◆ **Data records**:
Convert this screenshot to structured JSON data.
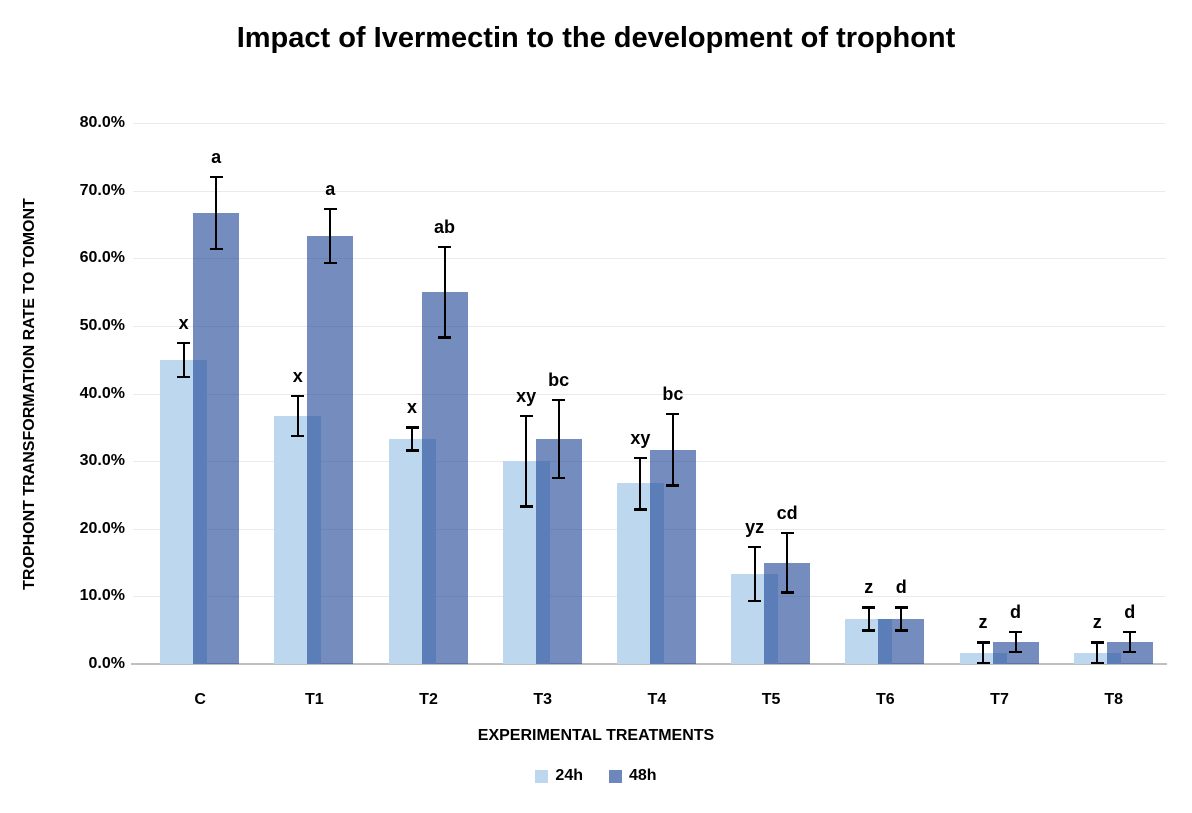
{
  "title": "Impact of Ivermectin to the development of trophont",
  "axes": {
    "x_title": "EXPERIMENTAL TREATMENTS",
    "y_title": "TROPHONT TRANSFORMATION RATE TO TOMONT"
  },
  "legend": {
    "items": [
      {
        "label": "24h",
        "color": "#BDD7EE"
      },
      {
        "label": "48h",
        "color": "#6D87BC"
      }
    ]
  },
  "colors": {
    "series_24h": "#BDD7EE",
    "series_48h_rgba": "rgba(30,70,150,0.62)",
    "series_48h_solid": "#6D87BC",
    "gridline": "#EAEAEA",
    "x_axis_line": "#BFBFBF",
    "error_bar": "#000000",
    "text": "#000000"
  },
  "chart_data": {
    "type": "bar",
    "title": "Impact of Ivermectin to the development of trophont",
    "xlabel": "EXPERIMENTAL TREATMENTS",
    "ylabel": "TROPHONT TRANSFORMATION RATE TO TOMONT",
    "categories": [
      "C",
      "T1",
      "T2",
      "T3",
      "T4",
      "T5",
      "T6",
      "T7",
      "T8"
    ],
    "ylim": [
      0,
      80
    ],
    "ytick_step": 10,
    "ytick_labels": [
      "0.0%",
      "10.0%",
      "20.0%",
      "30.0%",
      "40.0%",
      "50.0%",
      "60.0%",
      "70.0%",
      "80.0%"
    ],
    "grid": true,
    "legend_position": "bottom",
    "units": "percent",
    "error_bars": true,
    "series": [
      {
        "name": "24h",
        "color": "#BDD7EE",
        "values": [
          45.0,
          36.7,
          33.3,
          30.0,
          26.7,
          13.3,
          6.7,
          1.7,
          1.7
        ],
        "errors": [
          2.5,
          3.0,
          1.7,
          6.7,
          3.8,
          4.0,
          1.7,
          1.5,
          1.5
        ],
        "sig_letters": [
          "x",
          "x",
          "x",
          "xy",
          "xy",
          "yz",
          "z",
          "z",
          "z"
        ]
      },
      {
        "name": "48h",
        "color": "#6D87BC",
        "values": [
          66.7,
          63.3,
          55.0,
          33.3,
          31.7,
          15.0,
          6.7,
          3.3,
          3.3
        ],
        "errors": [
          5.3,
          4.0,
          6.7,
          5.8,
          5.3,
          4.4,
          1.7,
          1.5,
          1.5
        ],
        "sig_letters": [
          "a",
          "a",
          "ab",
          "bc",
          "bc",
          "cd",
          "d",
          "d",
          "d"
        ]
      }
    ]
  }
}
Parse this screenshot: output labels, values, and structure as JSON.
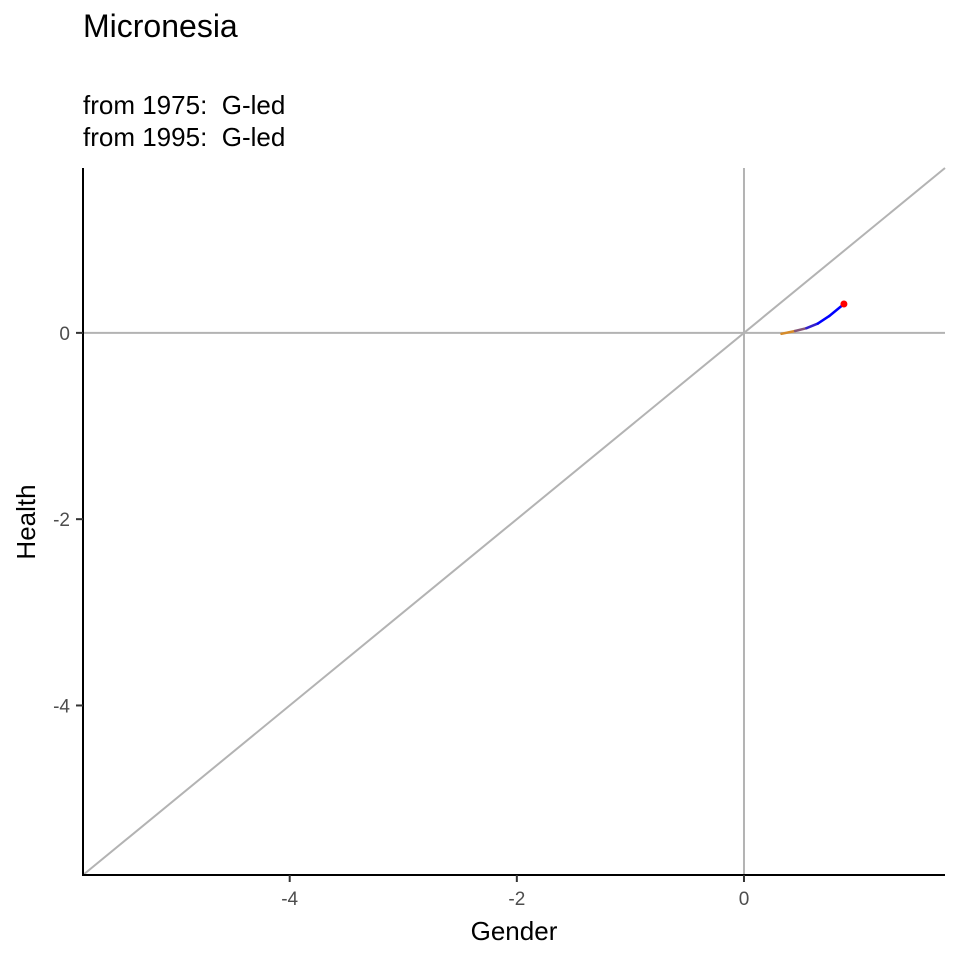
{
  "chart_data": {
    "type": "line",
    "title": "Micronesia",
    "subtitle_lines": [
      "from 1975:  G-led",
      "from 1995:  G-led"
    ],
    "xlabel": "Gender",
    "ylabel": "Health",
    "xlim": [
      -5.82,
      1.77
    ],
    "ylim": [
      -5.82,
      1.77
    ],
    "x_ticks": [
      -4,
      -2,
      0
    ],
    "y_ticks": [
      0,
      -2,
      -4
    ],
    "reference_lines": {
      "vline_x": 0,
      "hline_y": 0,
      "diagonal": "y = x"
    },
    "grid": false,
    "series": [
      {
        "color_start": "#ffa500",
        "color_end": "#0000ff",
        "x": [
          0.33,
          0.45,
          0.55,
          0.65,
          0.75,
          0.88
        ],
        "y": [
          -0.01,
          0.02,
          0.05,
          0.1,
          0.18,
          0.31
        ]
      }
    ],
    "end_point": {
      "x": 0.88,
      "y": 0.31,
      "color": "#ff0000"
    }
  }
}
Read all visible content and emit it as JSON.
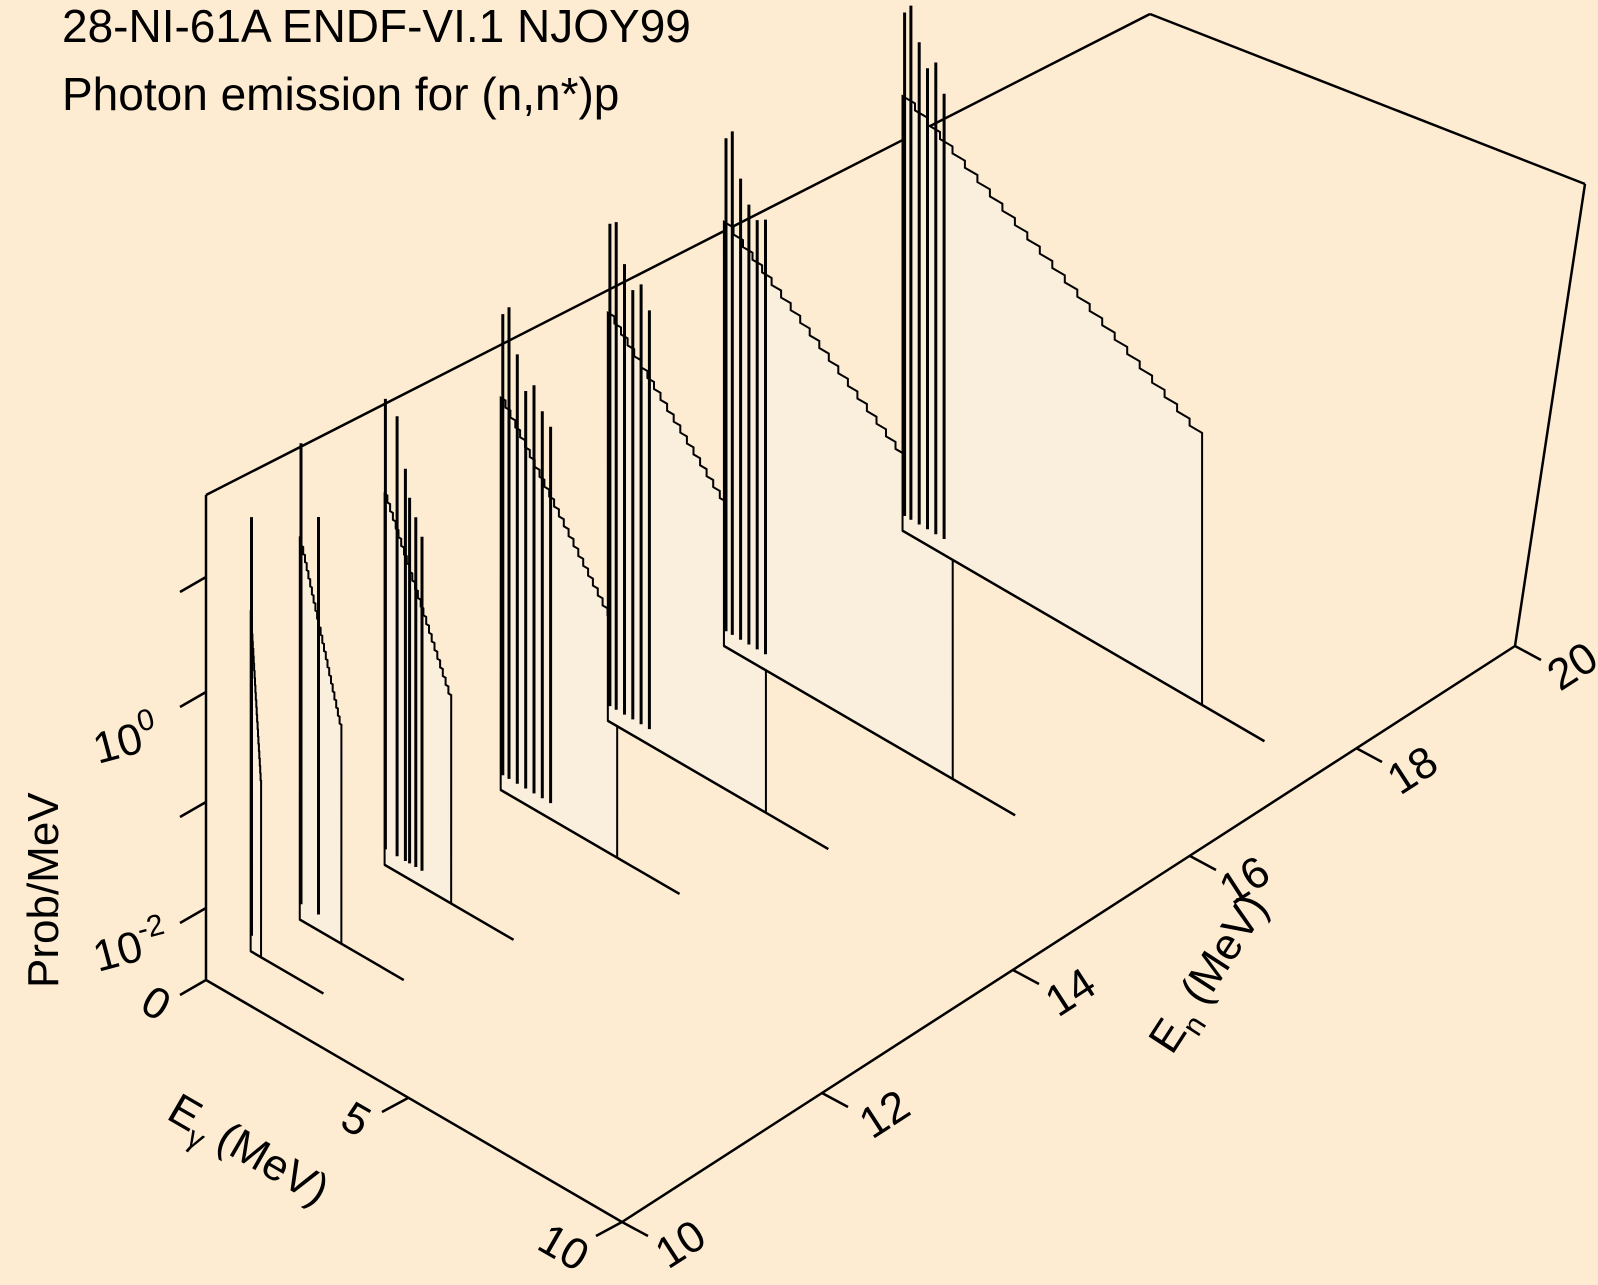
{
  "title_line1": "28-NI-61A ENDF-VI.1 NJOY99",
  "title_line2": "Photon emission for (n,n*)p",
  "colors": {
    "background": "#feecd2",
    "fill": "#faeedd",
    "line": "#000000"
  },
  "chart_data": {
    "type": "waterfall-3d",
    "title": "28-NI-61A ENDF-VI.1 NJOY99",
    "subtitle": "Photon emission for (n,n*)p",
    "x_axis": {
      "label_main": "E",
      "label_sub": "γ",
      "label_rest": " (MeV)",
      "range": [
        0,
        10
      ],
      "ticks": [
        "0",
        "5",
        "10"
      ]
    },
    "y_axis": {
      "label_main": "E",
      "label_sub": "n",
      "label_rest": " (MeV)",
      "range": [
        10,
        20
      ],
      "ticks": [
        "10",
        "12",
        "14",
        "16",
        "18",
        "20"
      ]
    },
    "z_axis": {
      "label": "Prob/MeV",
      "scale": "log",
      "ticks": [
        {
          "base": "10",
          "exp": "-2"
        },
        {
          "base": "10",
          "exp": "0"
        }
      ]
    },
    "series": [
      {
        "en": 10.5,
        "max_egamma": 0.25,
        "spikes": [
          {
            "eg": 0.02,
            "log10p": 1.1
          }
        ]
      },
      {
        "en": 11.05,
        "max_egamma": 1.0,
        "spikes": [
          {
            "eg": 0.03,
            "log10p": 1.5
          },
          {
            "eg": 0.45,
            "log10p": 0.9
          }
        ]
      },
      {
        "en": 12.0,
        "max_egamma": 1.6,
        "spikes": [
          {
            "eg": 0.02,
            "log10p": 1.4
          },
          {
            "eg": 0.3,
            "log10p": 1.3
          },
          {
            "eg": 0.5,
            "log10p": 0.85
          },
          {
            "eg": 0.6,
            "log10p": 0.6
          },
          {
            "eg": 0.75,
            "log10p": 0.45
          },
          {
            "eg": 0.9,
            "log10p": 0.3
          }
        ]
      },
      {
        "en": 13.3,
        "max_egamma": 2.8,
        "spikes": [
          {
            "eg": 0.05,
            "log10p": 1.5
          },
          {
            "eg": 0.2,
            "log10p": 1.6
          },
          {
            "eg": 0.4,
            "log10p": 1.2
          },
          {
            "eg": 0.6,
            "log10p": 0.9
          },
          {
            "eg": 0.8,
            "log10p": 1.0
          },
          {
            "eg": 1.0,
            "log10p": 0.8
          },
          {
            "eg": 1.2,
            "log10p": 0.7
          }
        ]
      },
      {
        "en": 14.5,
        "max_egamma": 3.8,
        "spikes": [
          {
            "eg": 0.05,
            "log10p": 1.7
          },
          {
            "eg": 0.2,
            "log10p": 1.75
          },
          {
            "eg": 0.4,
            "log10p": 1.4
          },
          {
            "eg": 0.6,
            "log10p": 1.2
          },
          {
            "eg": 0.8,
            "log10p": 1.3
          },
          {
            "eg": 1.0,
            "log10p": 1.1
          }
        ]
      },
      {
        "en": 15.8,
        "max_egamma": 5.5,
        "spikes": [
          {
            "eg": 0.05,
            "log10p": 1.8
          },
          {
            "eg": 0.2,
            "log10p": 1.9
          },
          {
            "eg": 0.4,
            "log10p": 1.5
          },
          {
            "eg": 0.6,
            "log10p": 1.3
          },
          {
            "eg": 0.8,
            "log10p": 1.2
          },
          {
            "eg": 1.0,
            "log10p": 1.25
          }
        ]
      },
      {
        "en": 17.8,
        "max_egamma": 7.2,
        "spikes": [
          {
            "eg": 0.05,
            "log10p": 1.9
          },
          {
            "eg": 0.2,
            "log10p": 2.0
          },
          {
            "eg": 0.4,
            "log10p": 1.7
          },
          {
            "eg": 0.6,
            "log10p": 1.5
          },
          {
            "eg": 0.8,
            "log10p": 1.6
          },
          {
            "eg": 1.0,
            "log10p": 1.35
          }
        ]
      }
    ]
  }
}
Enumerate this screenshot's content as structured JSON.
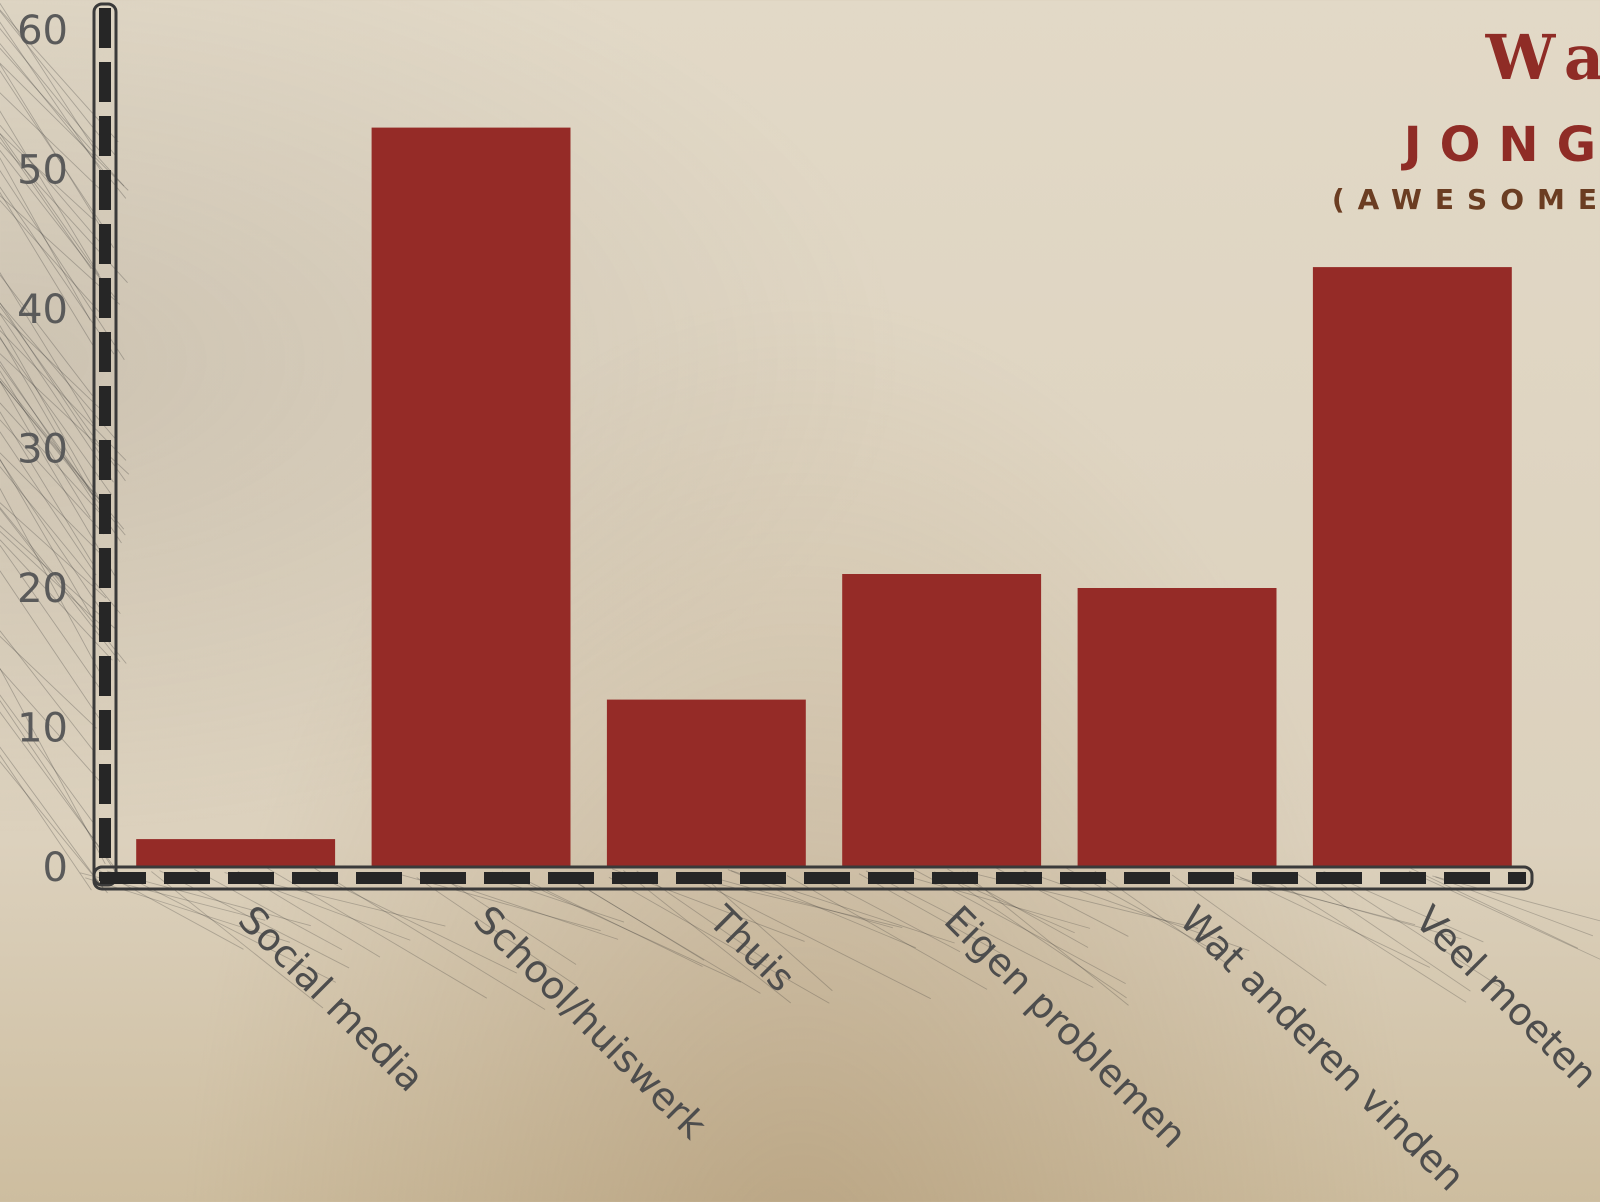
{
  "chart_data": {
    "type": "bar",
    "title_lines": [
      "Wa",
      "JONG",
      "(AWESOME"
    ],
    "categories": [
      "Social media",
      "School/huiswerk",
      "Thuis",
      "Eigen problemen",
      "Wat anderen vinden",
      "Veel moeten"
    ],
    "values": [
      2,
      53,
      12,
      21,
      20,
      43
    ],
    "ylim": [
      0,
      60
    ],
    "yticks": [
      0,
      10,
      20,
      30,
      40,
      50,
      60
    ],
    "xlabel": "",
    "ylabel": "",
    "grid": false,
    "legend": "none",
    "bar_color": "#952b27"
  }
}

◆ **Work to do**:
Pictures excluded, copy exactly the lines running from the one with "Enumerate this screenshot's" through the last line of the material.

◆ **Exercise output**:
Enumerate this screenshot's content as structured JSON.
{
  "chart_data": {
    "type": "bar",
    "title_lines": [
      "Wa",
      "JONG",
      "(AWESOME"
    ],
    "categories": [
      "Social media",
      "School/huiswerk",
      "Thuis",
      "Eigen problemen",
      "Wat anderen vinden",
      "Veel moeten"
    ],
    "values": [
      2,
      53,
      12,
      21,
      20,
      43
    ],
    "ylim": [
      0,
      60
    ],
    "yticks": [
      0,
      10,
      20,
      30,
      40,
      50,
      60
    ],
    "xlabel": "",
    "ylabel": "",
    "grid": false,
    "legend": "none",
    "bar_color": "#952b27"
  }
}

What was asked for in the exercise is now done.